===== MATERIAL =====

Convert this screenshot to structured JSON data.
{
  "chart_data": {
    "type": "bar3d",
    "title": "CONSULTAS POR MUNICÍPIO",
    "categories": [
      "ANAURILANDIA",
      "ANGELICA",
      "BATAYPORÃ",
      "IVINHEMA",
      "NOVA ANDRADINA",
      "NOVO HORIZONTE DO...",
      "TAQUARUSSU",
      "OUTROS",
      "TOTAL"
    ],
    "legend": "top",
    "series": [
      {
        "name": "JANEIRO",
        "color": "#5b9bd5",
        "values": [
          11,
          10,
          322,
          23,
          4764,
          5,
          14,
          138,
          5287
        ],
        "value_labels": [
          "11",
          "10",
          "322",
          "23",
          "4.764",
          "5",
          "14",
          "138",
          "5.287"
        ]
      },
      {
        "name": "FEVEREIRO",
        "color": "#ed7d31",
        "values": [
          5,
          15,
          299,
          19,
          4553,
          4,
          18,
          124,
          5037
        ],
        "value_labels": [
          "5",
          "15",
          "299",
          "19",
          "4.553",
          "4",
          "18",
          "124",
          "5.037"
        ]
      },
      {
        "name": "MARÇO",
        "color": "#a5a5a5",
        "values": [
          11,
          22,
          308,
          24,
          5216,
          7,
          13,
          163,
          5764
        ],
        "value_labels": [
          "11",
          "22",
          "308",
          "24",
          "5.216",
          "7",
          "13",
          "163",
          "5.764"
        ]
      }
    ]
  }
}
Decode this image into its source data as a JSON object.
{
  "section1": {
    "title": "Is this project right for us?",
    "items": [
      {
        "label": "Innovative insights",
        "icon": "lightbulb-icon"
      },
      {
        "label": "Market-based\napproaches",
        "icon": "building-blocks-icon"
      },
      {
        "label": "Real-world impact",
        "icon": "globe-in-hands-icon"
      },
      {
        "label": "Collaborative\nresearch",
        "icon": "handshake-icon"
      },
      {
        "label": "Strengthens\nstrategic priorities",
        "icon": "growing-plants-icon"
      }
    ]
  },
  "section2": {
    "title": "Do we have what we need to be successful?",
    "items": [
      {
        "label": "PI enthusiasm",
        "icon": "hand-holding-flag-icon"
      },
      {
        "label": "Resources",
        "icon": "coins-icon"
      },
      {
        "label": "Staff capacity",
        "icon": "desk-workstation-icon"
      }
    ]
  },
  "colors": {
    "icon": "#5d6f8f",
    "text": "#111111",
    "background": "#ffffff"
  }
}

=====

* **INSTRUCTIONS FOR THE TASK**: Working from the material above, retype it in its entirety without change.

* **REPLY**:
Convert this screenshot to structured JSON data.
{
  "chart_data": {
    "type": "bar3d",
    "title": "CONSULTAS POR MUNICÍPIO",
    "categories": [
      "ANAURILANDIA",
      "ANGELICA",
      "BATAYPORÃ",
      "IVINHEMA",
      "NOVA ANDRADINA",
      "NOVO HORIZONTE DO...",
      "TAQUARUSSU",
      "OUTROS",
      "TOTAL"
    ],
    "legend": "top",
    "series": [
      {
        "name": "JANEIRO",
        "color": "#5b9bd5",
        "values": [
          11,
          10,
          322,
          23,
          4764,
          5,
          14,
          138,
          5287
        ],
        "value_labels": [
          "11",
          "10",
          "322",
          "23",
          "4.764",
          "5",
          "14",
          "138",
          "5.287"
        ]
      },
      {
        "name": "FEVEREIRO",
        "color": "#ed7d31",
        "values": [
          5,
          15,
          299,
          19,
          4553,
          4,
          18,
          124,
          5037
        ],
        "value_labels": [
          "5",
          "15",
          "299",
          "19",
          "4.553",
          "4",
          "18",
          "124",
          "5.037"
        ]
      },
      {
        "name": "MARÇO",
        "color": "#a5a5a5",
        "values": [
          11,
          22,
          308,
          24,
          5216,
          7,
          13,
          163,
          5764
        ],
        "value_labels": [
          "11",
          "22",
          "308",
          "24",
          "5.216",
          "7",
          "13",
          "163",
          "5.764"
        ]
      }
    ]
  }
}
Decode this image into its source data as a JSON object.
{
  "section1": {
    "title": "Is this project right for us?",
    "items": [
      {
        "label": "Innovative insights",
        "icon": "lightbulb-icon"
      },
      {
        "label": "Market-based\napproaches",
        "icon": "building-blocks-icon"
      },
      {
        "label": "Real-world impact",
        "icon": "globe-in-hands-icon"
      },
      {
        "label": "Collaborative\nresearch",
        "icon": "handshake-icon"
      },
      {
        "label": "Strengthens\nstrategic priorities",
        "icon": "growing-plants-icon"
      }
    ]
  },
  "section2": {
    "title": "Do we have what we need to be successful?",
    "items": [
      {
        "label": "PI enthusiasm",
        "icon": "hand-holding-flag-icon"
      },
      {
        "label": "Resources",
        "icon": "coins-icon"
      },
      {
        "label": "Staff capacity",
        "icon": "desk-workstation-icon"
      }
    ]
  },
  "colors": {
    "icon": "#5d6f8f",
    "text": "#111111",
    "background": "#ffffff"
  }
}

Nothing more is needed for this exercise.